Goal of the exercise |
Please write out the material that follows, exactly as it stands.

────────────────────

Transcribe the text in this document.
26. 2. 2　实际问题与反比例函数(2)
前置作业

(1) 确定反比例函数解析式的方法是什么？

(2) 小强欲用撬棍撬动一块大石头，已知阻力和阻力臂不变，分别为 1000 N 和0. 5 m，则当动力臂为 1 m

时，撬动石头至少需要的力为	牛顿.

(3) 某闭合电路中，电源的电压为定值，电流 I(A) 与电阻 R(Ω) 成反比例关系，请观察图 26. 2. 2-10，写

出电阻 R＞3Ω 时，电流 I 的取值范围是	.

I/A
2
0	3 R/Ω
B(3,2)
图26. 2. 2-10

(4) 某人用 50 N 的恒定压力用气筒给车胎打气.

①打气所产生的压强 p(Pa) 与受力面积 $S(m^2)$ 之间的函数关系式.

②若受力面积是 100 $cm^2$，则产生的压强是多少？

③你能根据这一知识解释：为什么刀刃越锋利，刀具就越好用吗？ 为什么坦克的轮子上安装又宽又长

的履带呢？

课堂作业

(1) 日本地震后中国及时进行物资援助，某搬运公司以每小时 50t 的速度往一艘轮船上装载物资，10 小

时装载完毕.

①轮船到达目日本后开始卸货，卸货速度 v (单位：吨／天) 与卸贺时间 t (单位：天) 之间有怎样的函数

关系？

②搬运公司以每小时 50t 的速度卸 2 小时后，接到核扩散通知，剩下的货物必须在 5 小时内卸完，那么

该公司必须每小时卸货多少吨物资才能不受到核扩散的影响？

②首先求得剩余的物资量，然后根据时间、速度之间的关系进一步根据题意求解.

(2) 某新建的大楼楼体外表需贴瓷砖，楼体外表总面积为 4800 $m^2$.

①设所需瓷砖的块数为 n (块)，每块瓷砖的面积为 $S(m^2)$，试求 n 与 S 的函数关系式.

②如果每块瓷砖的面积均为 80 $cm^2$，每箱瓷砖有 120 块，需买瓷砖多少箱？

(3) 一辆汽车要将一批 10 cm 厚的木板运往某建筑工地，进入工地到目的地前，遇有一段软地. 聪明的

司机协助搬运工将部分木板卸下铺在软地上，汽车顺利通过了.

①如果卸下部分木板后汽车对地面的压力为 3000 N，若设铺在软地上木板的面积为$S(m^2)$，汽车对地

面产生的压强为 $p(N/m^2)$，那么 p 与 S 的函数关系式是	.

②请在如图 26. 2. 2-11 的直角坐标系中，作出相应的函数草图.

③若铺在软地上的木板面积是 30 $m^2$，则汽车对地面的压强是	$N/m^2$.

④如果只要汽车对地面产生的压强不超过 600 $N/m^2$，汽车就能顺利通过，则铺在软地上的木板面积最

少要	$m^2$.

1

────────────────────

Exercise solution |
Transcribe the text in this document.
26. 2. 2　实际问题与反比例函数(2)
前置作业

(1) 确定反比例函数解析式的方法是什么？

(2) 小强欲用撬棍撬动一块大石头，已知阻力和阻力臂不变，分别为 1000 N 和0. 5 m，则当动力臂为 1 m

时，撬动石头至少需要的力为	牛顿.

(3) 某闭合电路中，电源的电压为定值，电流 I(A) 与电阻 R(Ω) 成反比例关系，请观察图 26. 2. 2-10，写

出电阻 R＞3Ω 时，电流 I 的取值范围是	.

I/A
2
0	3 R/Ω
B(3,2)
图26. 2. 2-10

(4) 某人用 50 N 的恒定压力用气筒给车胎打气.

①打气所产生的压强 p(Pa) 与受力面积 $S(m^2)$ 之间的函数关系式.

②若受力面积是 100 $cm^2$，则产生的压强是多少？

③你能根据这一知识解释：为什么刀刃越锋利，刀具就越好用吗？ 为什么坦克的轮子上安装又宽又长

的履带呢？

课堂作业

(1) 日本地震后中国及时进行物资援助，某搬运公司以每小时 50t 的速度往一艘轮船上装载物资，10 小

时装载完毕.

①轮船到达目日本后开始卸货，卸货速度 v (单位：吨／天) 与卸贺时间 t (单位：天) 之间有怎样的函数

关系？

②搬运公司以每小时 50t 的速度卸 2 小时后，接到核扩散通知，剩下的货物必须在 5 小时内卸完，那么

该公司必须每小时卸货多少吨物资才能不受到核扩散的影响？

②首先求得剩余的物资量，然后根据时间、速度之间的关系进一步根据题意求解.

(2) 某新建的大楼楼体外表需贴瓷砖，楼体外表总面积为 4800 $m^2$.

①设所需瓷砖的块数为 n (块)，每块瓷砖的面积为 $S(m^2)$，试求 n 与 S 的函数关系式.

②如果每块瓷砖的面积均为 80 $cm^2$，每箱瓷砖有 120 块，需买瓷砖多少箱？

(3) 一辆汽车要将一批 10 cm 厚的木板运往某建筑工地，进入工地到目的地前，遇有一段软地. 聪明的

司机协助搬运工将部分木板卸下铺在软地上，汽车顺利通过了.

①如果卸下部分木板后汽车对地面的压力为 3000 N，若设铺在软地上木板的面积为$S(m^2)$，汽车对地

面产生的压强为 $p(N/m^2)$，那么 p 与 S 的函数关系式是	.

②请在如图 26. 2. 2-11 的直角坐标系中，作出相应的函数草图.

③若铺在软地上的木板面积是 30 $m^2$，则汽车对地面的压强是	$N/m^2$.

④如果只要汽车对地面产生的压强不超过 600 $N/m^2$，汽车就能顺利通过，则铺在软地上的木板面积最

少要	$m^2$.

1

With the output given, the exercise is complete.